The exercise
Exactly as written, please set down all of the entries again, with no pictures.

-- -- --

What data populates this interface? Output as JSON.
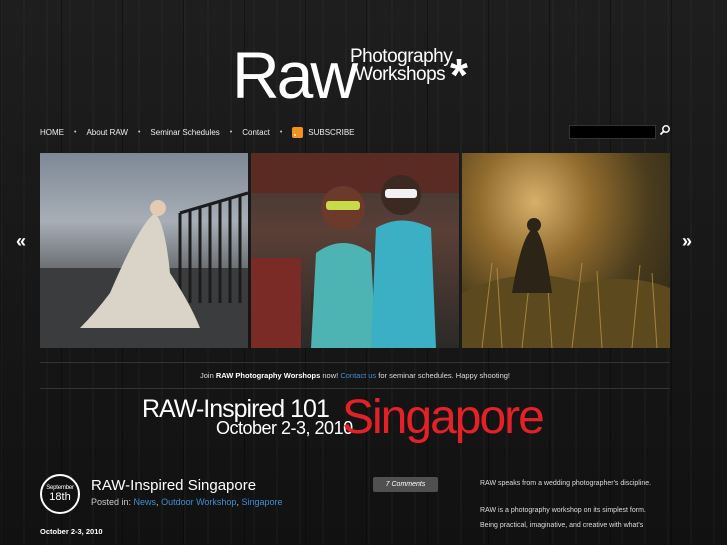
{
  "logo": {
    "raw": "Raw",
    "line1": "Photography",
    "line2": "Workshops",
    "asterisk": "*"
  },
  "nav": {
    "items": [
      "HOME",
      "About RAW",
      "Seminar Schedules",
      "Contact"
    ],
    "subscribe": "SUBSCRIBE",
    "separator": "•"
  },
  "search": {
    "placeholder": ""
  },
  "slider": {
    "prev": "«",
    "next": "»"
  },
  "notice": {
    "prefix": "Join ",
    "bold": "RAW Photography Worshops",
    "mid": " now! ",
    "link": "Contact us",
    "suffix": " for seminar schedules. Happy shooting!"
  },
  "banner": {
    "line1": "RAW-Inspired 101",
    "line2": "October 2-3, 2010",
    "city": "Singapore"
  },
  "post": {
    "month": "September",
    "day": "18th",
    "title": "RAW-Inspired Singapore",
    "posted_in_label": "Posted in: ",
    "categories": [
      "News",
      "Outdoor Workshop",
      "Singapore"
    ],
    "comments": "7 Comments",
    "date": "October 2-3, 2010"
  },
  "sidebar": {
    "p1": "RAW speaks from a wedding photographer's discipline.",
    "p2": "RAW is a photography workshop on its simplest form. Being practical, imaginative, and creative with what's"
  },
  "colors": {
    "accent_link": "#3f8fd4",
    "banner_red": "#e42127",
    "rss": "#f29222"
  }
}
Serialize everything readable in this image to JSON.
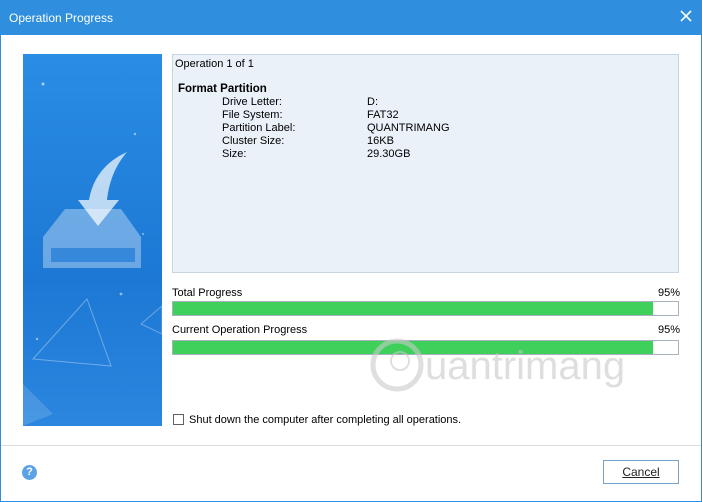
{
  "window": {
    "title": "Operation Progress"
  },
  "operation": {
    "count_label": "Operation 1 of 1",
    "title": "Format Partition",
    "fields": [
      {
        "label": "Drive Letter:",
        "value": "D:"
      },
      {
        "label": "File System:",
        "value": "FAT32"
      },
      {
        "label": "Partition Label:",
        "value": "QUANTRIMANG"
      },
      {
        "label": "Cluster Size:",
        "value": "16KB"
      },
      {
        "label": "Size:",
        "value": "29.30GB"
      }
    ]
  },
  "total_progress": {
    "label": "Total Progress",
    "percent_text": "95%",
    "percent": 95
  },
  "current_progress": {
    "label": "Current Operation Progress",
    "percent_text": "95%",
    "percent": 95
  },
  "shutdown_option": {
    "label": "Shut down the computer after completing all operations.",
    "checked": false
  },
  "buttons": {
    "cancel": "Cancel"
  },
  "watermark": {
    "text": "uantrimang"
  },
  "colors": {
    "titlebar": "#2f8fde",
    "progress_fill": "#3ed05a",
    "side_art": "#1c78d4"
  },
  "icons": {
    "close": "close-icon",
    "help": "help-icon",
    "download_drive": "download-drive-icon"
  }
}
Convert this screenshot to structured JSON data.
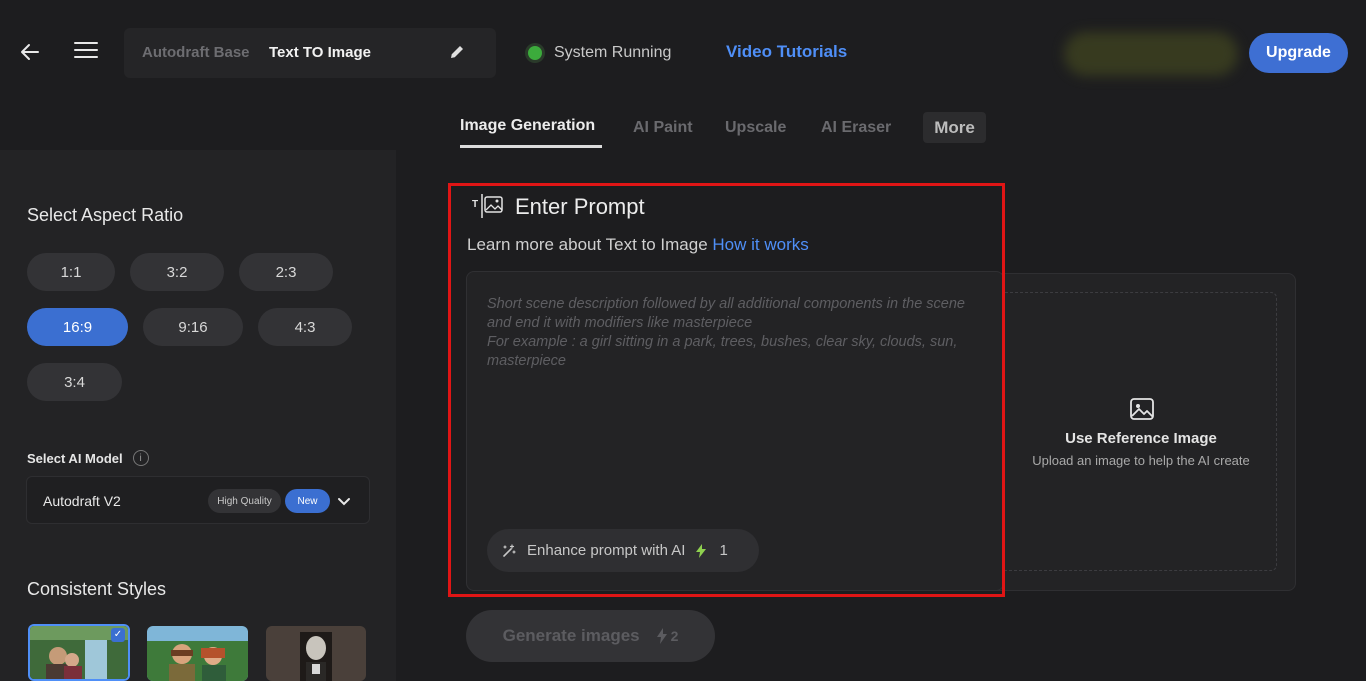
{
  "header": {
    "back_icon": "arrow-left-icon",
    "menu_icon": "hamburger-icon",
    "breadcrumb_base": "Autodraft Base",
    "breadcrumb_title": "Text TO Image",
    "edit_icon": "pencil-icon",
    "status_text": "System Running",
    "status_color": "#3cab3c",
    "tutorials_label": "Video Tutorials",
    "upgrade_label": "Upgrade",
    "accent_color": "#3e6fd3"
  },
  "sidebar": {
    "aspect_title": "Select Aspect Ratio",
    "ratios": [
      "1:1",
      "3:2",
      "2:3",
      "16:9",
      "9:16",
      "4:3",
      "3:4"
    ],
    "selected_ratio": "16:9",
    "model_label": "Select AI Model",
    "info_symbol": "i",
    "model_name": "Autodraft V2",
    "badge_quality": "High Quality",
    "badge_new": "New",
    "styles_title": "Consistent Styles",
    "style_thumbs": [
      "style-waterfall-couple",
      "style-forest-couple",
      "style-gothic-girl"
    ]
  },
  "tabs": {
    "items": [
      "Image Generation",
      "AI Paint",
      "Upscale",
      "AI Eraser"
    ],
    "active": "Image Generation",
    "more_label": "More"
  },
  "prompt": {
    "title": "Enter Prompt",
    "learn_text": "Learn more about Text to Image",
    "learn_link": "How it works",
    "placeholder_line1": "Short scene description followed by all additional components in the scene and end it with modifiers like masterpiece",
    "placeholder_line2": "For example : a girl sitting in a park, trees, bushes, clear sky, clouds, sun, masterpiece",
    "enhance_label": "Enhance prompt with AI",
    "enhance_cost": "1"
  },
  "reference": {
    "icon": "image-icon",
    "title": "Use Reference Image",
    "subtitle": "Upload an image to help the AI create"
  },
  "generate": {
    "label": "Generate images",
    "cost": "2"
  }
}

-- -- --

Solution to this task
What data populates this interface? Output as JSON.
{
  "logo": {
    "raw": "Raw",
    "line1": "Photography",
    "line2": "Workshops",
    "asterisk": "*"
  },
  "nav": {
    "items": [
      "HOME",
      "About RAW",
      "Seminar Schedules",
      "Contact"
    ],
    "subscribe": "SUBSCRIBE",
    "separator": "•"
  },
  "search": {
    "placeholder": ""
  },
  "slider": {
    "prev": "«",
    "next": "»"
  },
  "notice": {
    "prefix": "Join ",
    "bold": "RAW Photography Worshops",
    "mid": " now! ",
    "link": "Contact us",
    "suffix": " for seminar schedules. Happy shooting!"
  },
  "banner": {
    "line1": "RAW-Inspired 101",
    "line2": "October 2-3, 2010",
    "city": "Singapore"
  },
  "post": {
    "month": "September",
    "day": "18th",
    "title": "RAW-Inspired Singapore",
    "posted_in_label": "Posted in: ",
    "categories": [
      "News",
      "Outdoor Workshop",
      "Singapore"
    ],
    "comments": "7 Comments",
    "date": "October 2-3, 2010"
  },
  "sidebar": {
    "p1": "RAW speaks from a wedding photographer's discipline.",
    "p2": "RAW is a photography workshop on its simplest form. Being practical, imaginative, and creative with what's"
  },
  "colors": {
    "accent_link": "#3f8fd4",
    "banner_red": "#e42127",
    "rss": "#f29222"
  }
}
Serialize everything readable in this image to JSON.
{
  "window": {
    "title": "Operation Progress"
  },
  "operation": {
    "count_label": "Operation 1 of 1",
    "title": "Format Partition",
    "fields": [
      {
        "label": "Drive Letter:",
        "value": "D:"
      },
      {
        "label": "File System:",
        "value": "FAT32"
      },
      {
        "label": "Partition Label:",
        "value": "QUANTRIMANG"
      },
      {
        "label": "Cluster Size:",
        "value": "16KB"
      },
      {
        "label": "Size:",
        "value": "29.30GB"
      }
    ]
  },
  "total_progress": {
    "label": "Total Progress",
    "percent_text": "95%",
    "percent": 95
  },
  "current_progress": {
    "label": "Current Operation Progress",
    "percent_text": "95%",
    "percent": 95
  },
  "shutdown_option": {
    "label": "Shut down the computer after completing all operations.",
    "checked": false
  },
  "buttons": {
    "cancel": "Cancel"
  },
  "watermark": {
    "text": "uantrimang"
  },
  "colors": {
    "titlebar": "#2f8fde",
    "progress_fill": "#3ed05a",
    "side_art": "#1c78d4"
  },
  "icons": {
    "close": "close-icon",
    "help": "help-icon",
    "download_drive": "download-drive-icon"
  }
}
Convert this screenshot to structured JSON data.
{
  "header": {
    "back_icon": "arrow-left-icon",
    "menu_icon": "hamburger-icon",
    "breadcrumb_base": "Autodraft Base",
    "breadcrumb_title": "Text TO Image",
    "edit_icon": "pencil-icon",
    "status_text": "System Running",
    "status_color": "#3cab3c",
    "tutorials_label": "Video Tutorials",
    "upgrade_label": "Upgrade",
    "accent_color": "#3e6fd3"
  },
  "sidebar": {
    "aspect_title": "Select Aspect Ratio",
    "ratios": [
      "1:1",
      "3:2",
      "2:3",
      "16:9",
      "9:16",
      "4:3",
      "3:4"
    ],
    "selected_ratio": "16:9",
    "model_label": "Select AI Model",
    "info_symbol": "i",
    "model_name": "Autodraft V2",
    "badge_quality": "High Quality",
    "badge_new": "New",
    "styles_title": "Consistent Styles",
    "style_thumbs": [
      "style-waterfall-couple",
      "style-forest-couple",
      "style-gothic-girl"
    ]
  },
  "tabs": {
    "items": [
      "Image Generation",
      "AI Paint",
      "Upscale",
      "AI Eraser"
    ],
    "active": "Image Generation",
    "more_label": "More"
  },
  "prompt": {
    "title": "Enter Prompt",
    "learn_text": "Learn more about Text to Image",
    "learn_link": "How it works",
    "placeholder_line1": "Short scene description followed by all additional components in the scene and end it with modifiers like masterpiece",
    "placeholder_line2": "For example : a girl sitting in a park, trees, bushes, clear sky, clouds, sun, masterpiece",
    "enhance_label": "Enhance prompt with AI",
    "enhance_cost": "1"
  },
  "reference": {
    "icon": "image-icon",
    "title": "Use Reference Image",
    "subtitle": "Upload an image to help the AI create"
  },
  "generate": {
    "label": "Generate images",
    "cost": "2"
  }
}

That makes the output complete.